»»

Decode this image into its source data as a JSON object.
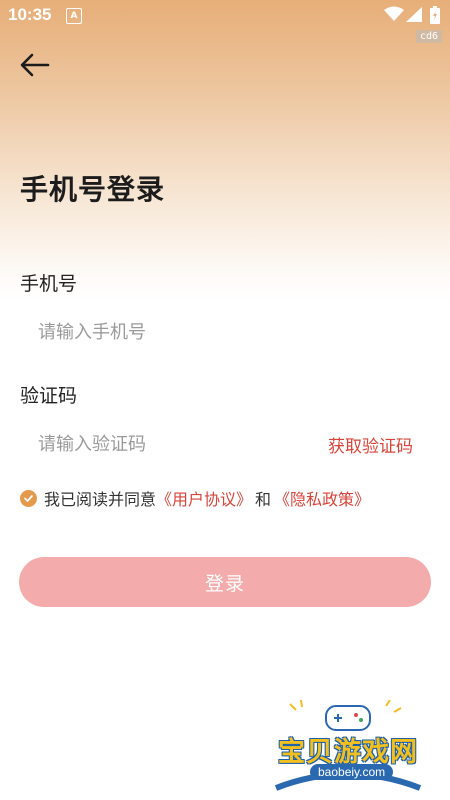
{
  "status_bar": {
    "time": "10:35",
    "notification_label": "A",
    "build_tag": "cd6"
  },
  "page": {
    "title": "手机号登录"
  },
  "phone": {
    "label": "手机号",
    "placeholder": "请输入手机号",
    "value": ""
  },
  "code": {
    "label": "验证码",
    "placeholder": "请输入验证码",
    "value": "",
    "get_code_label": "获取验证码"
  },
  "agreement": {
    "checked": true,
    "prefix": "我已阅读并同意",
    "user_agreement": "《用户协议》",
    "conjunction": "和",
    "privacy_policy": "《隐私政策》"
  },
  "login_button": {
    "label": "登录"
  },
  "watermark": {
    "text": "宝贝游戏网",
    "url": "baobeiy.com"
  },
  "colors": {
    "accent_red": "#d8443a",
    "button_pink": "#f4abab",
    "check_orange": "#e49a4d",
    "header_gradient_top": "#e7ae78"
  },
  "icons": [
    "back-arrow-icon",
    "wifi-icon",
    "signal-icon",
    "battery-icon",
    "checkmark-icon"
  ]
}
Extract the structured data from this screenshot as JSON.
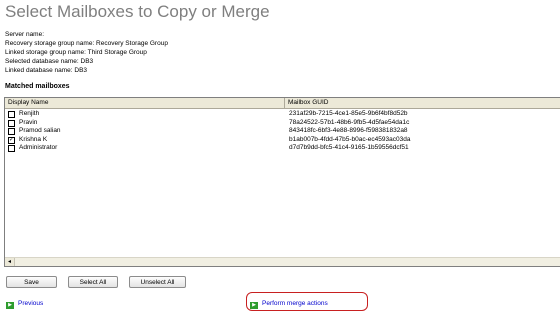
{
  "page": {
    "title": "Select Mailboxes to Copy or Merge"
  },
  "info": {
    "server_name": "Server name:",
    "recovery_storage_group": "Recovery storage group name: Recovery Storage Group",
    "linked_storage_group": "Linked storage group name: Third Storage Group",
    "selected_database": "Selected database name: DB3",
    "linked_database": "Linked database name: DB3"
  },
  "matched": {
    "title": "Matched mailboxes",
    "columns": [
      "Display Name",
      "Mailbox GUID"
    ],
    "rows": [
      {
        "name": "Renjith",
        "guid": "231af29b-7215-4ce1-85e5-9b6f4bf8d52b",
        "checked": false
      },
      {
        "name": "Pravin",
        "guid": "78a24522-57b1-48b6-9fb5-4d5fae54da1c",
        "checked": false
      },
      {
        "name": "Pramod salian",
        "guid": "843418fc-6bf3-4e88-8996-f598381832a8",
        "checked": false
      },
      {
        "name": "Krishna K",
        "guid": "b1ab007b-4fdd-47b5-b0ac-ec4593ac03da",
        "checked": true
      },
      {
        "name": "Administrator",
        "guid": "d7d7b9dd-bfc5-41c4-9165-1b59556dcf51",
        "checked": false
      }
    ]
  },
  "buttons": {
    "save": "Save",
    "select_all": "Select All",
    "unselect_all": "Unselect All"
  },
  "nav": {
    "previous": "Previous",
    "perform_merge": "Perform merge actions",
    "arrow_icon": "green-arrow-icon",
    "arrow_color": "#2e9c2e",
    "highlight_color": "#c82020"
  }
}
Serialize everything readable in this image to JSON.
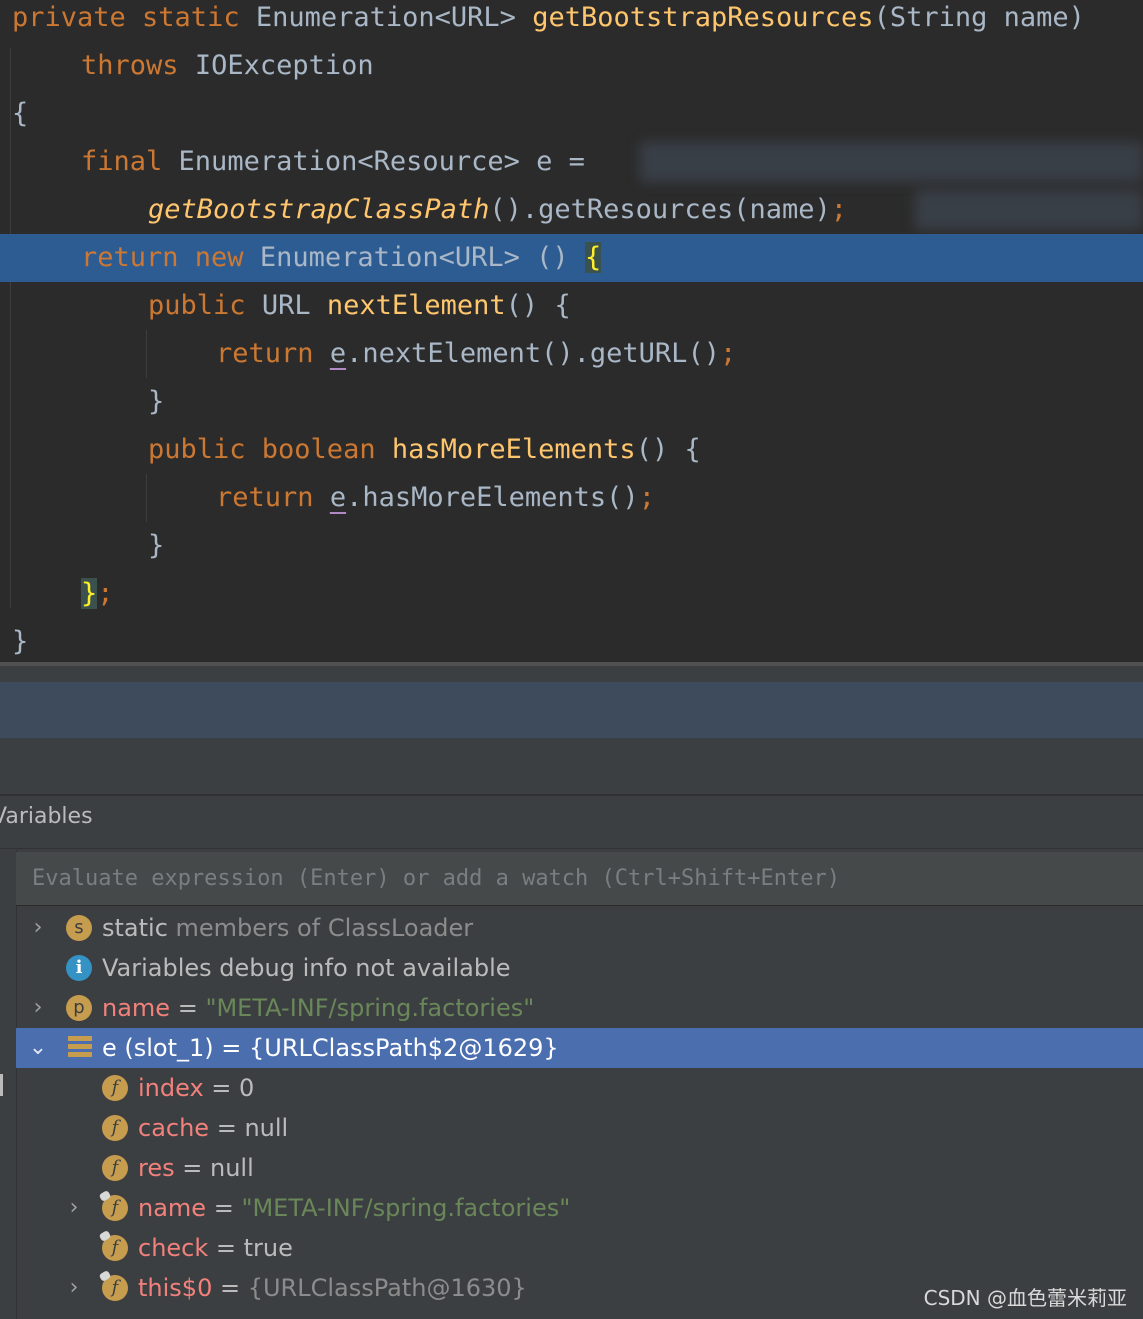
{
  "editor": {
    "l1": {
      "kw": "private static",
      "type": "Enumeration<URL>",
      "fn": "getBootstrapResources",
      "rest": "(String name)"
    },
    "l2": {
      "kw": "throws",
      "rest": "IOException"
    },
    "l3": {
      "text": "{"
    },
    "l4": {
      "kw": "final",
      "rest": "Enumeration<Resource> e ="
    },
    "l5": {
      "fn": "getBootstrapClassPath",
      "rest": "().getResources(name)",
      "semi": ";"
    },
    "l6": {
      "kw": "return new",
      "rest": "Enumeration<URL> ()",
      "brace": "{"
    },
    "l7": {
      "kw": "public",
      "type": "URL",
      "fn": "nextElement",
      "rest": "() {"
    },
    "l8": {
      "kw": "return",
      "var": "e",
      "rest": ".nextElement().getURL()",
      "semi": ";"
    },
    "l9": {
      "text": "}"
    },
    "l10": {
      "kw": "public boolean",
      "fn": "hasMoreElements",
      "rest": "() {"
    },
    "l11": {
      "kw": "return",
      "var": "e",
      "rest": ".hasMoreElements()",
      "semi": ";"
    },
    "l12": {
      "text": "}"
    },
    "l13": {
      "brace": "}",
      "semi": ";"
    },
    "l14": {
      "text": "}"
    }
  },
  "panel": {
    "title": "Variables",
    "eval_placeholder": "Evaluate expression (Enter) or add a watch (Ctrl+Shift+Enter)"
  },
  "vars": {
    "r1": {
      "chev": "›",
      "icon": "s",
      "label": "static",
      "rest": " members of ClassLoader"
    },
    "r2": {
      "icon": "i",
      "label": "Variables debug info not available"
    },
    "r3": {
      "chev": "›",
      "icon": "p",
      "name": "name",
      "eq": " = ",
      "value": "\"META-INF/spring.factories\""
    },
    "r4": {
      "chev": "⌄",
      "name": "e (slot_1)",
      "eq": " = ",
      "value": "{URLClassPath$2@1629}"
    },
    "r5": {
      "icon": "f",
      "name": "index",
      "eq": " = ",
      "value": "0"
    },
    "r6": {
      "icon": "f",
      "name": "cache",
      "eq": " = ",
      "value": "null"
    },
    "r7": {
      "icon": "f",
      "name": "res",
      "eq": " = ",
      "value": "null"
    },
    "r8": {
      "chev": "›",
      "icon": "f",
      "name": "name",
      "eq": " = ",
      "value": "\"META-INF/spring.factories\""
    },
    "r9": {
      "icon": "f",
      "name": "check",
      "eq": " = ",
      "value": "true"
    },
    "r10": {
      "chev": "›",
      "icon": "f",
      "name": "this$0",
      "eq": " = ",
      "value": "{URLClassPath@1630}"
    }
  },
  "watermark": "CSDN @血色蕾米莉亚",
  "colors": {
    "keyword": "#cc7832",
    "function": "#ffc66d",
    "plain": "#a9b7c6",
    "string": "#6a8759",
    "selection": "#2d5c93",
    "tree_selection": "#4b6eaf"
  }
}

««

* **Exercise aim**
Read through the entries and copy each line in which "image" appears.

* **Response**
Decode this image into its source data as a JSON object.
Serialize everything readable in this image to JSON.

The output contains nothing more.